Source excerpt:
- - -
What recent progress he has made on implementing the youth guarantee.

6. What recent progress he has made on implementing the youth guarantee.

As I said, earlier this spring we announced the expansion of youth hubs to all planned areas and the launch of phase one of the jobs guarantee for the long term unemployed, first in six areas and later to the whole country. From today, we are rolling out expanded employment support for young people on universal credit to all jobcentres in Britain. As I mentioned, from tomorrow, we are opening the youth jobs grant, which will give employers a £3,000 hiring bonus to take on a young person who has been out of work for six months or more.
- - -
Raw records:

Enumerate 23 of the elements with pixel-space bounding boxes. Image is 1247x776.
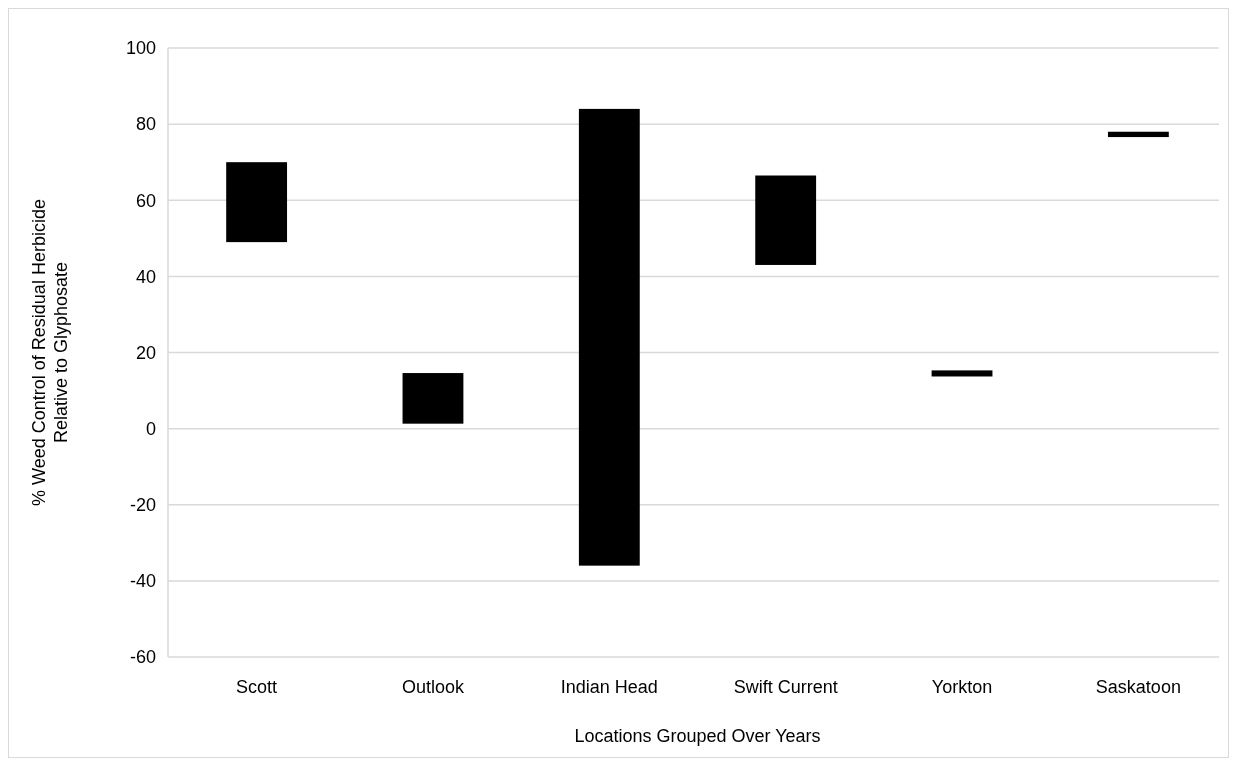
bar xyxy=(755,175,817,265)
x-axis-title: Locations Grouped Over Years xyxy=(574,726,821,746)
x-tick-label: Scott xyxy=(236,677,278,697)
x-tick-label: Outlook xyxy=(401,677,465,697)
y-axis-title: % Weed Control of Residual Herbicide Relative to Glyphosate xyxy=(29,199,71,506)
y-tick-label: 100 xyxy=(125,38,156,59)
x-tick-label: Saskatoon xyxy=(1095,677,1181,697)
bar xyxy=(578,108,640,566)
x-tick-label: Yorkton xyxy=(931,677,993,697)
bar xyxy=(931,370,993,377)
x-tick-label: Indian Head xyxy=(560,677,658,697)
y-tick-label: 80 xyxy=(135,114,156,135)
y-tick-label: 20 xyxy=(135,342,156,363)
bar xyxy=(402,373,464,424)
y-tick-label: 40 xyxy=(135,266,156,287)
bar xyxy=(1107,131,1169,138)
y-tick-label: -60 xyxy=(129,647,156,668)
y-tick-label: 0 xyxy=(145,418,156,439)
x-tick-label: Swift Current xyxy=(733,677,838,697)
y-tick-label: -40 xyxy=(129,571,156,592)
y-tick-label: -20 xyxy=(129,495,156,516)
y-tick-label: 60 xyxy=(135,190,156,211)
bar xyxy=(226,162,288,243)
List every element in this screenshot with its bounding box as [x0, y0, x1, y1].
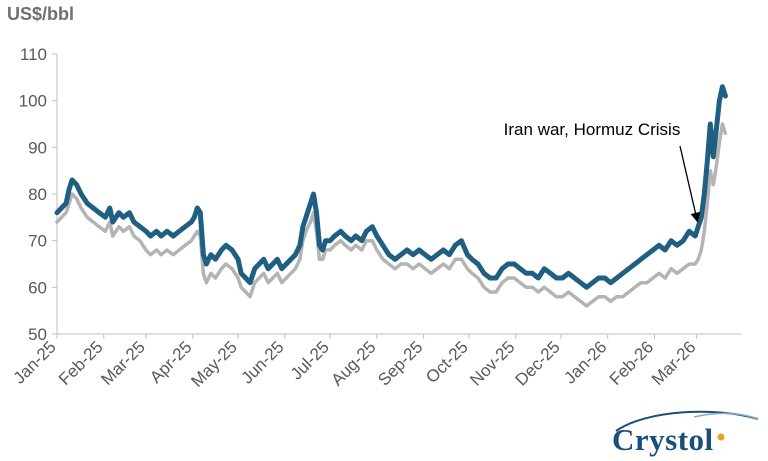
- - -
What you will do: Reproduce verbatim the passage of the youth guarantee excerpt starting at "6. What recent" and ending at "months or more.".

Exercise output:
6. What recent progress he has made on implementing the youth guarantee.

As I said, earlier this spring we announced the expansion of youth hubs to all planned areas and the launch of phase one of the jobs guarantee for the long term unemployed, first in six areas and later to the whole country. From today, we are rolling out expanded employment support for young people on universal credit to all jobcentres in Britain. As I mentioned, from tomorrow, we are opening the youth jobs grant, which will give employers a £3,000 hiring bonus to take on a young person who has been out of work for six months or more.